» Required task
Read through the data and count the lines that contain the string "Source"; give only the result.

» Data entries
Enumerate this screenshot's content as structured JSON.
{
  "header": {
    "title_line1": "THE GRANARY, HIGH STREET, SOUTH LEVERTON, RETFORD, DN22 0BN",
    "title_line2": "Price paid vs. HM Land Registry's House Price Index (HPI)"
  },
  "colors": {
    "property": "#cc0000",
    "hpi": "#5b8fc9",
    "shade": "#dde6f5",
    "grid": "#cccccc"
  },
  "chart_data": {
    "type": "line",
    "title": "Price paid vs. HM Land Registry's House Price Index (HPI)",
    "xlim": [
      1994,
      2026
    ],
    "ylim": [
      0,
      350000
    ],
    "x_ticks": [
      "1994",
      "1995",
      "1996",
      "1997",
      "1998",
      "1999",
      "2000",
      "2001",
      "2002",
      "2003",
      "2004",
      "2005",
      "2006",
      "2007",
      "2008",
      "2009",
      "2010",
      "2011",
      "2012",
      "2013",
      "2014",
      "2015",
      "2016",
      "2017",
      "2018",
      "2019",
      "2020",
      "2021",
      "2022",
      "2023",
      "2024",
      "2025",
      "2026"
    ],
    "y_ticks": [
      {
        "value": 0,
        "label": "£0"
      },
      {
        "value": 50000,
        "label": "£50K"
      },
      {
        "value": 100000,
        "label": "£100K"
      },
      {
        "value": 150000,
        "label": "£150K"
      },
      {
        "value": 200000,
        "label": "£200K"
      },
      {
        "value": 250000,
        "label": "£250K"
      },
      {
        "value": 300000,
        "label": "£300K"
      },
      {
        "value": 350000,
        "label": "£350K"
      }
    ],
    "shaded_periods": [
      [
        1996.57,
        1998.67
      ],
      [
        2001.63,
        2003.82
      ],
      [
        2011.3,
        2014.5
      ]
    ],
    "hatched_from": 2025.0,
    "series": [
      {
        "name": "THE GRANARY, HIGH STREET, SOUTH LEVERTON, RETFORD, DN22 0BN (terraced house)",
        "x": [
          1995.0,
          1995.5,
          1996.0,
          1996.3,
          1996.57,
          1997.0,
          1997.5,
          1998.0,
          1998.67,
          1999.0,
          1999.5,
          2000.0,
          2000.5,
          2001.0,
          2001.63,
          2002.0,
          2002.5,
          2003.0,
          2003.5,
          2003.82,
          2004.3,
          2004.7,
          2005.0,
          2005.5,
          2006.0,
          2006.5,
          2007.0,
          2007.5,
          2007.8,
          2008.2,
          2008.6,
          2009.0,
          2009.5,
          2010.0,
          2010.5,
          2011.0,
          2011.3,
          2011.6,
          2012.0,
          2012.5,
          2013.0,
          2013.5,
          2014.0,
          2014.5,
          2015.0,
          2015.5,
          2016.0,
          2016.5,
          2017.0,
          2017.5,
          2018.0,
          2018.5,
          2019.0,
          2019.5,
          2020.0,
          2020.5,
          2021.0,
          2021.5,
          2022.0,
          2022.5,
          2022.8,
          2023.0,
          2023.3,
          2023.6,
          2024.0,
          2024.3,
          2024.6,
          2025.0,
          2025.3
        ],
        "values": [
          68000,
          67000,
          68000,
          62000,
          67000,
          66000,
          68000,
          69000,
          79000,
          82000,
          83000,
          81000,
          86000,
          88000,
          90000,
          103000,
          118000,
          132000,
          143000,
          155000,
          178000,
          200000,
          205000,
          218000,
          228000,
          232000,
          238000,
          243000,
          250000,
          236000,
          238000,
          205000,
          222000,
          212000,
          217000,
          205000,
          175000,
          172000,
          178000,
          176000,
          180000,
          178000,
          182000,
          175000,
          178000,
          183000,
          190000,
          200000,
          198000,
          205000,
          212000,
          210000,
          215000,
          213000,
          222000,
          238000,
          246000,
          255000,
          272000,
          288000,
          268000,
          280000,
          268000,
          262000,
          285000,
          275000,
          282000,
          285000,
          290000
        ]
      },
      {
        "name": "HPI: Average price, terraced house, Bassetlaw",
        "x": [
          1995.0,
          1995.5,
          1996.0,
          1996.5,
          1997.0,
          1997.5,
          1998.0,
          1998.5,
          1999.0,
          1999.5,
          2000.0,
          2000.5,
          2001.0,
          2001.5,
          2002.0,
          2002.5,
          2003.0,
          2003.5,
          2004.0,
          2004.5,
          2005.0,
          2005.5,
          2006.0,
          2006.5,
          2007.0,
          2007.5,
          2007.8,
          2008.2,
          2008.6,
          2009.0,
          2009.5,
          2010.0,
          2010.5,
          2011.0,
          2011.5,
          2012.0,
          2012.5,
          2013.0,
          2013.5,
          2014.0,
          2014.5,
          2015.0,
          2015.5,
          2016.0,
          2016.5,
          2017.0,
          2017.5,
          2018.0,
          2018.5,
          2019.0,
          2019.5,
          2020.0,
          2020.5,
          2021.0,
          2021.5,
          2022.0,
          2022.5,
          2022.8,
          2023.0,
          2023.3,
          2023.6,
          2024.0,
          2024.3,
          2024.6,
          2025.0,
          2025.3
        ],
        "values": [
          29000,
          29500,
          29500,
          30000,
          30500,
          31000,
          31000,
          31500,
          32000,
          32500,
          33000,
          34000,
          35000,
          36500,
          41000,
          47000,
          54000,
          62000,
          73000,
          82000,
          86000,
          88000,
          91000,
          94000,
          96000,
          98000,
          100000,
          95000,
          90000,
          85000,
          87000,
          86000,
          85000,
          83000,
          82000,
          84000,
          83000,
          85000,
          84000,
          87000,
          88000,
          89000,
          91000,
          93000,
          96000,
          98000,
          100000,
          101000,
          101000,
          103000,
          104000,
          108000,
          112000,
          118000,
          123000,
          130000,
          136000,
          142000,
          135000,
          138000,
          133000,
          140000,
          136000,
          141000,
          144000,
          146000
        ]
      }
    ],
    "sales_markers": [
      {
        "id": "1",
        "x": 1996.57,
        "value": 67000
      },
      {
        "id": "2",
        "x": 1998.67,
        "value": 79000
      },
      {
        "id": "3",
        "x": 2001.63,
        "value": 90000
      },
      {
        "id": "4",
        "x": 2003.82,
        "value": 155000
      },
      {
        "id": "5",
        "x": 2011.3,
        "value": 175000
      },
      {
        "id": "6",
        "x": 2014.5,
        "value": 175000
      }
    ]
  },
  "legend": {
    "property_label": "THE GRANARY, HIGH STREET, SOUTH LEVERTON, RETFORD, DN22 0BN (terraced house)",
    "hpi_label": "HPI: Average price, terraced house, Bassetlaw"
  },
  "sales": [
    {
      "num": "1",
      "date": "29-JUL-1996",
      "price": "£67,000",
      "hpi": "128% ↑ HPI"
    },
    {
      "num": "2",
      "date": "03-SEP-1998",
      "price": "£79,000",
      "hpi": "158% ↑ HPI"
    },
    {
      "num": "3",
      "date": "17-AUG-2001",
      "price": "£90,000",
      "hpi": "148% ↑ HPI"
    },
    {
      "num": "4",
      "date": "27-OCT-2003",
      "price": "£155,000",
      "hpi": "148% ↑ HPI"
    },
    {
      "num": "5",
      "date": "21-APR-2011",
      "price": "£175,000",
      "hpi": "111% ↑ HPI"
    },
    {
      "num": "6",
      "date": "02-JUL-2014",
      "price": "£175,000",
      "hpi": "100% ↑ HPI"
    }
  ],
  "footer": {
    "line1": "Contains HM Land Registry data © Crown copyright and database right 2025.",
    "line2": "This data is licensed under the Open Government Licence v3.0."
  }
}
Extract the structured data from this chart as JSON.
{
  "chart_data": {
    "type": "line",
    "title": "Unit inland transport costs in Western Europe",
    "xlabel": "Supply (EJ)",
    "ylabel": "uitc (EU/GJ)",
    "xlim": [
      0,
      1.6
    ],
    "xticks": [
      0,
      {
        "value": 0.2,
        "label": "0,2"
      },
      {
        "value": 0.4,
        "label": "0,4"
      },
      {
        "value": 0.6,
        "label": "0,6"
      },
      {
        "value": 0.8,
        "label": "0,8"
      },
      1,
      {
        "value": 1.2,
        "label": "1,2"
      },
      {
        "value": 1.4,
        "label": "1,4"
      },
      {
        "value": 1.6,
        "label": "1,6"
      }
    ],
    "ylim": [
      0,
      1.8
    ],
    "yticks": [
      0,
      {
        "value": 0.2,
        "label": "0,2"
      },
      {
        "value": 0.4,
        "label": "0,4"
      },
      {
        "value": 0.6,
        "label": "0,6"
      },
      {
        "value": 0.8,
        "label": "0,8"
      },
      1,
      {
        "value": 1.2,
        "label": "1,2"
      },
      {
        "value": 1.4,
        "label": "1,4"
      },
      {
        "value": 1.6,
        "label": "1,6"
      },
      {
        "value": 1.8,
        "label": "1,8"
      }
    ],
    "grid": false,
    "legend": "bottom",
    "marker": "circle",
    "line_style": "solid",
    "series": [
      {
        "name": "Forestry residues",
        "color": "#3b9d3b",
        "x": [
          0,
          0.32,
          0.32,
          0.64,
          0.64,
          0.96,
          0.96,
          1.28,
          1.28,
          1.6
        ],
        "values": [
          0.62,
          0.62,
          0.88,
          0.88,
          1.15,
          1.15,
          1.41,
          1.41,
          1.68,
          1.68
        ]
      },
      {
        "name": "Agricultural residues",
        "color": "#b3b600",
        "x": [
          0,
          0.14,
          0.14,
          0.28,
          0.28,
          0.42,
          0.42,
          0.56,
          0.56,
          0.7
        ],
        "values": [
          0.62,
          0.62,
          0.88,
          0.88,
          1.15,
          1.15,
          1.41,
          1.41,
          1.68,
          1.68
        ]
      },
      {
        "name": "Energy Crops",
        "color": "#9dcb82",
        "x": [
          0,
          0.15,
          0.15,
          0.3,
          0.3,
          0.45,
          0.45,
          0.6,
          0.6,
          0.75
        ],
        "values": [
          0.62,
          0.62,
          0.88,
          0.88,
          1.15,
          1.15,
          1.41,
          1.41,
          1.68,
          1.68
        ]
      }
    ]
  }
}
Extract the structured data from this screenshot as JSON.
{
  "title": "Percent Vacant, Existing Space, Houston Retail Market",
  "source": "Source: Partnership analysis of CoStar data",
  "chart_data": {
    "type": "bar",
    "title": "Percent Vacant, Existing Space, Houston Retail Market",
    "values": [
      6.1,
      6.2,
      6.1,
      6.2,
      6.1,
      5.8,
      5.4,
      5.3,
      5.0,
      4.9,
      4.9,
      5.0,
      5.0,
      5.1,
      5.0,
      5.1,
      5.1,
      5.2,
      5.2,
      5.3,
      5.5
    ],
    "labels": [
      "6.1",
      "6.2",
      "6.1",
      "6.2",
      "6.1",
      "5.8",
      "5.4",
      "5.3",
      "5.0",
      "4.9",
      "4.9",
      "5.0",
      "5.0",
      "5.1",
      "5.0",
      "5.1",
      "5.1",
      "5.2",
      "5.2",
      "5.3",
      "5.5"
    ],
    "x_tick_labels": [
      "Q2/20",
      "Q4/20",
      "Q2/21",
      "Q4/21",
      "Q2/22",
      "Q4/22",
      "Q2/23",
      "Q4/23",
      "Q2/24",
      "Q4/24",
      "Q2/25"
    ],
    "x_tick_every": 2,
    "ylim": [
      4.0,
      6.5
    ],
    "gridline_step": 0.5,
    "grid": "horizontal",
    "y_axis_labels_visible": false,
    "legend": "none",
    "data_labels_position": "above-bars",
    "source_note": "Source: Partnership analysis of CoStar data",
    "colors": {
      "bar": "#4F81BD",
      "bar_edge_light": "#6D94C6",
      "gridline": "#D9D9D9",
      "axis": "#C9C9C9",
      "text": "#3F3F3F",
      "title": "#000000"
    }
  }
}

» Response
2